What to work on: Return a copy of each line that holds the string "Eingabeoptionen".
= = = = =
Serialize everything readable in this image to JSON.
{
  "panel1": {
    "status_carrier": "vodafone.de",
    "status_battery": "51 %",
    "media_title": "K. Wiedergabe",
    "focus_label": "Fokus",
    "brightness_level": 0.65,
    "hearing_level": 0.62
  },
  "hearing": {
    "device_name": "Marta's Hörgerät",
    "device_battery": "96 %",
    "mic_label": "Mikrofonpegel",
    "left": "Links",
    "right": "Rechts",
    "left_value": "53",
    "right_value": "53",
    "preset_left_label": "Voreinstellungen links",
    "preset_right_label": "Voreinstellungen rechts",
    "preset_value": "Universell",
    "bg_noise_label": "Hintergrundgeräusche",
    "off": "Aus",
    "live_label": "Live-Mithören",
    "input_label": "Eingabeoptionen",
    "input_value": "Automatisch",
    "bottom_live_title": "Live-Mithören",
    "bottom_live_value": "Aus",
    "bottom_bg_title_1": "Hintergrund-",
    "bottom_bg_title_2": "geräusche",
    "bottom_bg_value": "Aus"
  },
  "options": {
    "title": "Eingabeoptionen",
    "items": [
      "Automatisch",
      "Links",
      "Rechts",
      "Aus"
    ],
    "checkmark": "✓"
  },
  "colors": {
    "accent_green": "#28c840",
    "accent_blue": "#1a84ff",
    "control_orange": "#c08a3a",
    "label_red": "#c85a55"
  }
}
= = = = =
Result for this task:
    "input_label": "Eingabeoptionen",
    "title": "Eingabeoptionen",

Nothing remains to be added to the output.